- WHAT YOU NEED TO DO:
Copy whichever lines contain the string "magic".
── PROVIDED DATA ──
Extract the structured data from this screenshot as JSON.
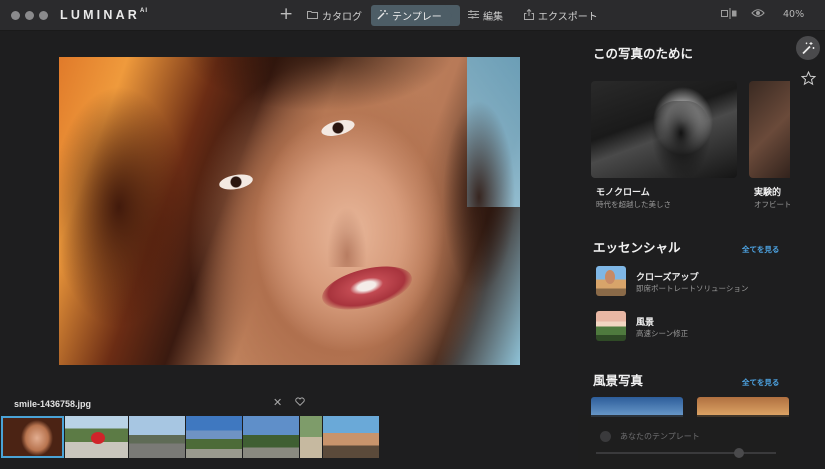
{
  "app": {
    "logo_text": "LUMINAR",
    "logo_suffix": "AI"
  },
  "toolbar": {
    "add_label": "+",
    "nav": [
      {
        "label": "カタログ",
        "icon": "folder-icon",
        "active": false
      },
      {
        "label": "テンプレート",
        "icon": "magic-wand-icon",
        "active": true
      },
      {
        "label": "編集",
        "icon": "sliders-icon",
        "active": false
      },
      {
        "label": "エクスポート",
        "icon": "share-icon",
        "active": false
      }
    ],
    "zoom": "40%"
  },
  "image": {
    "filename": "smile-1436758.jpg"
  },
  "panel": {
    "for_photo": {
      "title": "この写真のために",
      "cards": [
        {
          "title": "モノクローム",
          "subtitle": "時代を超越した美しさ"
        },
        {
          "title": "実験的",
          "subtitle": "オフビート"
        }
      ]
    },
    "essentials": {
      "title": "エッセンシャル",
      "see_all": "全てを見る",
      "items": [
        {
          "title": "クローズアップ",
          "subtitle": "即席ポートレートソリューション"
        },
        {
          "title": "風景",
          "subtitle": "高速シーン修正"
        }
      ]
    },
    "landscape": {
      "title": "風景写真",
      "see_all": "全てを見る"
    },
    "yours": {
      "label": "あなたのテンプレート"
    }
  },
  "icons": {
    "rail": [
      "magic-wand-icon",
      "star-icon"
    ],
    "compare": "compare-view-icon",
    "eye": "eye-icon",
    "close": "close-icon",
    "favorite": "heart-icon"
  },
  "colors": {
    "accent": "#4ea6e6",
    "active_tab": "#4d5d66",
    "background": "#1e1e1f",
    "topbar": "#2b2b2d"
  }
}
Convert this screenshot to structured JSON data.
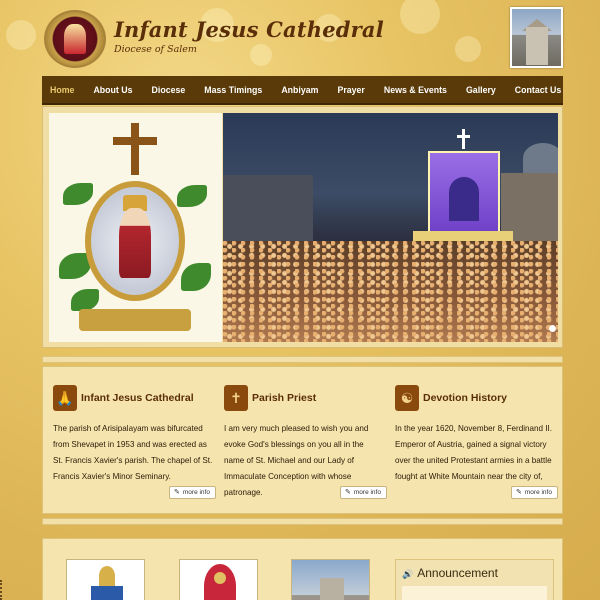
{
  "header": {
    "title": "Infant Jesus Cathedral",
    "subtitle": "Diocese of Salem"
  },
  "nav": {
    "items": [
      "Home",
      "About Us",
      "Diocese",
      "Mass Timings",
      "Anbiyam",
      "Prayer",
      "News & Events",
      "Gallery",
      "Contact Us"
    ],
    "active": "Home"
  },
  "slider": {
    "dot_count": 5,
    "active_dot": 1
  },
  "cards": [
    {
      "icon": "praying-hands-icon",
      "title": "Infant Jesus Cathedral",
      "text": "The parish of Arisipalayam was bifurcated from Shevapet in 1953 and was erected as St. Francis Xavier's parish. The chapel of St. Francis Xavier's Minor Seminary.",
      "button": "more info"
    },
    {
      "icon": "cross-icon",
      "title": "Parish Priest",
      "text": "I am very much pleased to wish you and evoke God's blessings on you all in the name of St. Michael and our Lady of Immaculate Conception with whose patronage.",
      "button": "more info"
    },
    {
      "icon": "yin-yang-icon",
      "title": "Devotion History",
      "text": "In the year 1620, November 8, Ferdinand II. Emperor of Austria, gained a signal victory over the united Protestant armies in a battle fought at White Mountain near the city of,",
      "button": "more info"
    }
  ],
  "bottom": {
    "announcement_title": "Announcement"
  },
  "colors": {
    "nav_bg": "#5a3a08",
    "accent_brown": "#8a4a0e",
    "panel_bg": "#f5e4ad",
    "title_color": "#5a2e08"
  }
}
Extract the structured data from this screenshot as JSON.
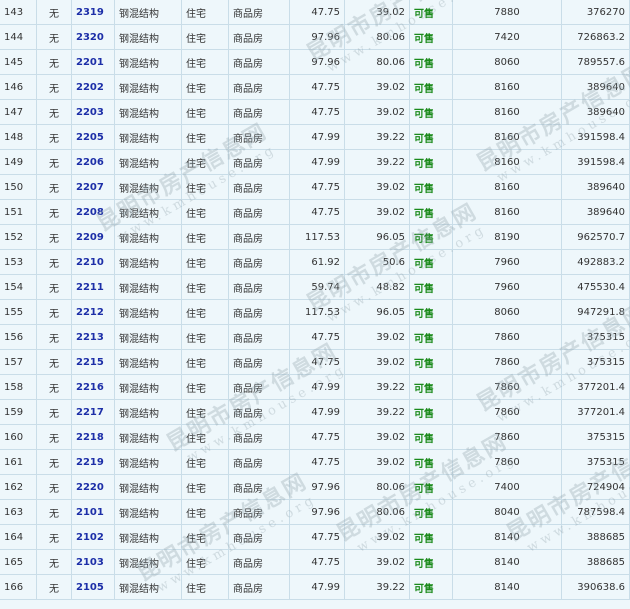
{
  "watermark": {
    "cn": "昆明市房产信息网",
    "en": "www.kmhouse.org"
  },
  "rows": [
    {
      "idx": "143",
      "mark": "无",
      "room": "2319",
      "structure": "钢混结构",
      "use": "住宅",
      "type": "商品房",
      "area": "47.75",
      "inner": "39.02",
      "status": "可售",
      "price": "7880",
      "total": "376270"
    },
    {
      "idx": "144",
      "mark": "无",
      "room": "2320",
      "structure": "钢混结构",
      "use": "住宅",
      "type": "商品房",
      "area": "97.96",
      "inner": "80.06",
      "status": "可售",
      "price": "7420",
      "total": "726863.2"
    },
    {
      "idx": "145",
      "mark": "无",
      "room": "2201",
      "structure": "钢混结构",
      "use": "住宅",
      "type": "商品房",
      "area": "97.96",
      "inner": "80.06",
      "status": "可售",
      "price": "8060",
      "total": "789557.6"
    },
    {
      "idx": "146",
      "mark": "无",
      "room": "2202",
      "structure": "钢混结构",
      "use": "住宅",
      "type": "商品房",
      "area": "47.75",
      "inner": "39.02",
      "status": "可售",
      "price": "8160",
      "total": "389640"
    },
    {
      "idx": "147",
      "mark": "无",
      "room": "2203",
      "structure": "钢混结构",
      "use": "住宅",
      "type": "商品房",
      "area": "47.75",
      "inner": "39.02",
      "status": "可售",
      "price": "8160",
      "total": "389640"
    },
    {
      "idx": "148",
      "mark": "无",
      "room": "2205",
      "structure": "钢混结构",
      "use": "住宅",
      "type": "商品房",
      "area": "47.99",
      "inner": "39.22",
      "status": "可售",
      "price": "8160",
      "total": "391598.4"
    },
    {
      "idx": "149",
      "mark": "无",
      "room": "2206",
      "structure": "钢混结构",
      "use": "住宅",
      "type": "商品房",
      "area": "47.99",
      "inner": "39.22",
      "status": "可售",
      "price": "8160",
      "total": "391598.4"
    },
    {
      "idx": "150",
      "mark": "无",
      "room": "2207",
      "structure": "钢混结构",
      "use": "住宅",
      "type": "商品房",
      "area": "47.75",
      "inner": "39.02",
      "status": "可售",
      "price": "8160",
      "total": "389640"
    },
    {
      "idx": "151",
      "mark": "无",
      "room": "2208",
      "structure": "钢混结构",
      "use": "住宅",
      "type": "商品房",
      "area": "47.75",
      "inner": "39.02",
      "status": "可售",
      "price": "8160",
      "total": "389640"
    },
    {
      "idx": "152",
      "mark": "无",
      "room": "2209",
      "structure": "钢混结构",
      "use": "住宅",
      "type": "商品房",
      "area": "117.53",
      "inner": "96.05",
      "status": "可售",
      "price": "8190",
      "total": "962570.7"
    },
    {
      "idx": "153",
      "mark": "无",
      "room": "2210",
      "structure": "钢混结构",
      "use": "住宅",
      "type": "商品房",
      "area": "61.92",
      "inner": "50.6",
      "status": "可售",
      "price": "7960",
      "total": "492883.2"
    },
    {
      "idx": "154",
      "mark": "无",
      "room": "2211",
      "structure": "钢混结构",
      "use": "住宅",
      "type": "商品房",
      "area": "59.74",
      "inner": "48.82",
      "status": "可售",
      "price": "7960",
      "total": "475530.4"
    },
    {
      "idx": "155",
      "mark": "无",
      "room": "2212",
      "structure": "钢混结构",
      "use": "住宅",
      "type": "商品房",
      "area": "117.53",
      "inner": "96.05",
      "status": "可售",
      "price": "8060",
      "total": "947291.8"
    },
    {
      "idx": "156",
      "mark": "无",
      "room": "2213",
      "structure": "钢混结构",
      "use": "住宅",
      "type": "商品房",
      "area": "47.75",
      "inner": "39.02",
      "status": "可售",
      "price": "7860",
      "total": "375315"
    },
    {
      "idx": "157",
      "mark": "无",
      "room": "2215",
      "structure": "钢混结构",
      "use": "住宅",
      "type": "商品房",
      "area": "47.75",
      "inner": "39.02",
      "status": "可售",
      "price": "7860",
      "total": "375315"
    },
    {
      "idx": "158",
      "mark": "无",
      "room": "2216",
      "structure": "钢混结构",
      "use": "住宅",
      "type": "商品房",
      "area": "47.99",
      "inner": "39.22",
      "status": "可售",
      "price": "7860",
      "total": "377201.4"
    },
    {
      "idx": "159",
      "mark": "无",
      "room": "2217",
      "structure": "钢混结构",
      "use": "住宅",
      "type": "商品房",
      "area": "47.99",
      "inner": "39.22",
      "status": "可售",
      "price": "7860",
      "total": "377201.4"
    },
    {
      "idx": "160",
      "mark": "无",
      "room": "2218",
      "structure": "钢混结构",
      "use": "住宅",
      "type": "商品房",
      "area": "47.75",
      "inner": "39.02",
      "status": "可售",
      "price": "7860",
      "total": "375315"
    },
    {
      "idx": "161",
      "mark": "无",
      "room": "2219",
      "structure": "钢混结构",
      "use": "住宅",
      "type": "商品房",
      "area": "47.75",
      "inner": "39.02",
      "status": "可售",
      "price": "7860",
      "total": "375315"
    },
    {
      "idx": "162",
      "mark": "无",
      "room": "2220",
      "structure": "钢混结构",
      "use": "住宅",
      "type": "商品房",
      "area": "97.96",
      "inner": "80.06",
      "status": "可售",
      "price": "7400",
      "total": "724904"
    },
    {
      "idx": "163",
      "mark": "无",
      "room": "2101",
      "structure": "钢混结构",
      "use": "住宅",
      "type": "商品房",
      "area": "97.96",
      "inner": "80.06",
      "status": "可售",
      "price": "8040",
      "total": "787598.4"
    },
    {
      "idx": "164",
      "mark": "无",
      "room": "2102",
      "structure": "钢混结构",
      "use": "住宅",
      "type": "商品房",
      "area": "47.75",
      "inner": "39.02",
      "status": "可售",
      "price": "8140",
      "total": "388685"
    },
    {
      "idx": "165",
      "mark": "无",
      "room": "2103",
      "structure": "钢混结构",
      "use": "住宅",
      "type": "商品房",
      "area": "47.75",
      "inner": "39.02",
      "status": "可售",
      "price": "8140",
      "total": "388685"
    },
    {
      "idx": "166",
      "mark": "无",
      "room": "2105",
      "structure": "钢混结构",
      "use": "住宅",
      "type": "商品房",
      "area": "47.99",
      "inner": "39.22",
      "status": "可售",
      "price": "8140",
      "total": "390638.6"
    }
  ]
}
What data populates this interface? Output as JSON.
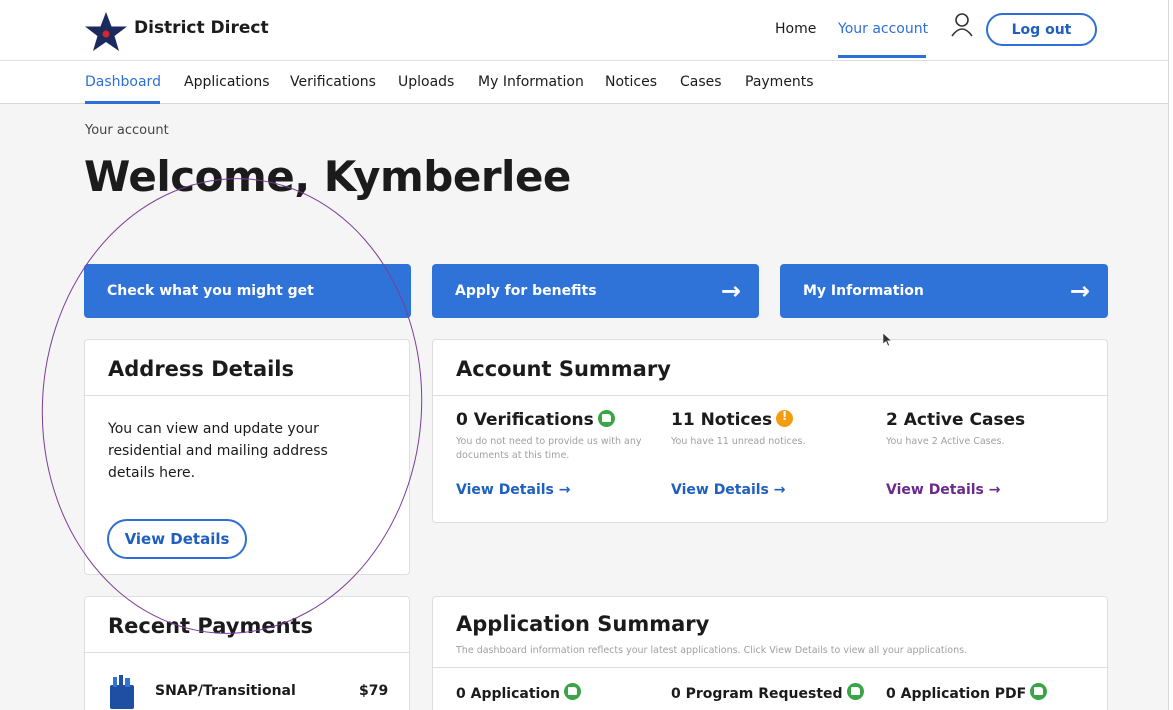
───
- RESPONSE TO THIS TASK:
        "icon": "magic-wand-icon",
      "magic-wand-icon",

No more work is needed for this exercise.